--- Start MATERIAL PROVIDED ---

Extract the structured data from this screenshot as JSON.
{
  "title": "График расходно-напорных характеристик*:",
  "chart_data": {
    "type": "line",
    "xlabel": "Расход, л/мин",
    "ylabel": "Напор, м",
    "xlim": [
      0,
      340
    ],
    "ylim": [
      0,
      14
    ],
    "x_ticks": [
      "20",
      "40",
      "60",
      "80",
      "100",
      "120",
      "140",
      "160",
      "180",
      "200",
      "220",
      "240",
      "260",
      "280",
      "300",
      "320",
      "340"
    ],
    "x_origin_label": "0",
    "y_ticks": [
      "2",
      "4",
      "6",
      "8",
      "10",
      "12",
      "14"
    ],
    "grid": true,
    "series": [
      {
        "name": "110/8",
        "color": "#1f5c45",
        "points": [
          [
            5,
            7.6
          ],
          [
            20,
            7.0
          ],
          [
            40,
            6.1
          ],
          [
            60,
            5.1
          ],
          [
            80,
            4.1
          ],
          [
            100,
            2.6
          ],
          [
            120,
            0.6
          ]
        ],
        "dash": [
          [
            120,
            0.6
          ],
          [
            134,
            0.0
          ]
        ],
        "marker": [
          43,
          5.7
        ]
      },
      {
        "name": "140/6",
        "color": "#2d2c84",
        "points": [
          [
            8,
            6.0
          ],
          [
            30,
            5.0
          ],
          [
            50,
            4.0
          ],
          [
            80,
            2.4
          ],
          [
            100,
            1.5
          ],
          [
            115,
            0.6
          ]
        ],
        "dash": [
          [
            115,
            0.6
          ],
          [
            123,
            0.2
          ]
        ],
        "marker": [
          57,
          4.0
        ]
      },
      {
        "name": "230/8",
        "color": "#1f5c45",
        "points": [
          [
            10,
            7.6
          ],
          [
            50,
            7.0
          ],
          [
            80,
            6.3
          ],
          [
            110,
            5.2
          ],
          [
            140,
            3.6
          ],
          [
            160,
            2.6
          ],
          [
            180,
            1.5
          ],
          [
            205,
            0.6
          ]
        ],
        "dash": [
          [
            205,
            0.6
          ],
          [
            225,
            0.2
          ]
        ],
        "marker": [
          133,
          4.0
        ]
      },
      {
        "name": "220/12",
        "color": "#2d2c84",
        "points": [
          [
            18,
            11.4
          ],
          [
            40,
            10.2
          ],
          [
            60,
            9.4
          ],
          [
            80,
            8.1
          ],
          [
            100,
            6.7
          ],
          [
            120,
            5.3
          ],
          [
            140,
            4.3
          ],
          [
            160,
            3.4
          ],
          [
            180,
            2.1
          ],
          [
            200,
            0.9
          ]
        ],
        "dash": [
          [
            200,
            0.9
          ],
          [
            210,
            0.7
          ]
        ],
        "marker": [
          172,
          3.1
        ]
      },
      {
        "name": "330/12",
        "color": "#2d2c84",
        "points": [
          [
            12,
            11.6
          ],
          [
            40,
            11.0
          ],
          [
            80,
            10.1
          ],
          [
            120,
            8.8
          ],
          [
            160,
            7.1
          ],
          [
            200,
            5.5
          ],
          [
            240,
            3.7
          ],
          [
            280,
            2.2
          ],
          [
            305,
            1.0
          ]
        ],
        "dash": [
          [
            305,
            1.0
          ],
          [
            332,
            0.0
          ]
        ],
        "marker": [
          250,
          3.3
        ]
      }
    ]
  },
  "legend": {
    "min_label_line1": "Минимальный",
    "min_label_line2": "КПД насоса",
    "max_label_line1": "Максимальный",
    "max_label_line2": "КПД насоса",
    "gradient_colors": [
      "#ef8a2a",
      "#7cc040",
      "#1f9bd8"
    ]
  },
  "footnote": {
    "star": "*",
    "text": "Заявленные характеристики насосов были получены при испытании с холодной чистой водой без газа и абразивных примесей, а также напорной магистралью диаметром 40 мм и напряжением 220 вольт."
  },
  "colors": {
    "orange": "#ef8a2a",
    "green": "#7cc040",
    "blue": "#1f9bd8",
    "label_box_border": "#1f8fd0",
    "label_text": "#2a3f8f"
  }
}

--- End MATERIAL PROVIDED ---

Reproduce all data above, unchanged.

Extract the structured data from this screenshot as JSON.
{
  "title": "График расходно-напорных характеристик*:",
  "chart_data": {
    "type": "line",
    "xlabel": "Расход, л/мин",
    "ylabel": "Напор, м",
    "xlim": [
      0,
      340
    ],
    "ylim": [
      0,
      14
    ],
    "x_ticks": [
      "20",
      "40",
      "60",
      "80",
      "100",
      "120",
      "140",
      "160",
      "180",
      "200",
      "220",
      "240",
      "260",
      "280",
      "300",
      "320",
      "340"
    ],
    "x_origin_label": "0",
    "y_ticks": [
      "2",
      "4",
      "6",
      "8",
      "10",
      "12",
      "14"
    ],
    "grid": true,
    "series": [
      {
        "name": "110/8",
        "color": "#1f5c45",
        "points": [
          [
            5,
            7.6
          ],
          [
            20,
            7.0
          ],
          [
            40,
            6.1
          ],
          [
            60,
            5.1
          ],
          [
            80,
            4.1
          ],
          [
            100,
            2.6
          ],
          [
            120,
            0.6
          ]
        ],
        "dash": [
          [
            120,
            0.6
          ],
          [
            134,
            0.0
          ]
        ],
        "marker": [
          43,
          5.7
        ]
      },
      {
        "name": "140/6",
        "color": "#2d2c84",
        "points": [
          [
            8,
            6.0
          ],
          [
            30,
            5.0
          ],
          [
            50,
            4.0
          ],
          [
            80,
            2.4
          ],
          [
            100,
            1.5
          ],
          [
            115,
            0.6
          ]
        ],
        "dash": [
          [
            115,
            0.6
          ],
          [
            123,
            0.2
          ]
        ],
        "marker": [
          57,
          4.0
        ]
      },
      {
        "name": "230/8",
        "color": "#1f5c45",
        "points": [
          [
            10,
            7.6
          ],
          [
            50,
            7.0
          ],
          [
            80,
            6.3
          ],
          [
            110,
            5.2
          ],
          [
            140,
            3.6
          ],
          [
            160,
            2.6
          ],
          [
            180,
            1.5
          ],
          [
            205,
            0.6
          ]
        ],
        "dash": [
          [
            205,
            0.6
          ],
          [
            225,
            0.2
          ]
        ],
        "marker": [
          133,
          4.0
        ]
      },
      {
        "name": "220/12",
        "color": "#2d2c84",
        "points": [
          [
            18,
            11.4
          ],
          [
            40,
            10.2
          ],
          [
            60,
            9.4
          ],
          [
            80,
            8.1
          ],
          [
            100,
            6.7
          ],
          [
            120,
            5.3
          ],
          [
            140,
            4.3
          ],
          [
            160,
            3.4
          ],
          [
            180,
            2.1
          ],
          [
            200,
            0.9
          ]
        ],
        "dash": [
          [
            200,
            0.9
          ],
          [
            210,
            0.7
          ]
        ],
        "marker": [
          172,
          3.1
        ]
      },
      {
        "name": "330/12",
        "color": "#2d2c84",
        "points": [
          [
            12,
            11.6
          ],
          [
            40,
            11.0
          ],
          [
            80,
            10.1
          ],
          [
            120,
            8.8
          ],
          [
            160,
            7.1
          ],
          [
            200,
            5.5
          ],
          [
            240,
            3.7
          ],
          [
            280,
            2.2
          ],
          [
            305,
            1.0
          ]
        ],
        "dash": [
          [
            305,
            1.0
          ],
          [
            332,
            0.0
          ]
        ],
        "marker": [
          250,
          3.3
        ]
      }
    ]
  },
  "legend": {
    "min_label_line1": "Минимальный",
    "min_label_line2": "КПД насоса",
    "max_label_line1": "Максимальный",
    "max_label_line2": "КПД насоса",
    "gradient_colors": [
      "#ef8a2a",
      "#7cc040",
      "#1f9bd8"
    ]
  },
  "footnote": {
    "star": "*",
    "text": "Заявленные характеристики насосов были получены при испытании с холодной чистой водой без газа и абразивных примесей, а также напорной магистралью диаметром 40 мм и напряжением 220 вольт."
  },
  "colors": {
    "orange": "#ef8a2a",
    "green": "#7cc040",
    "blue": "#1f9bd8",
    "label_box_border": "#1f8fd0",
    "label_text": "#2a3f8f"
  }
}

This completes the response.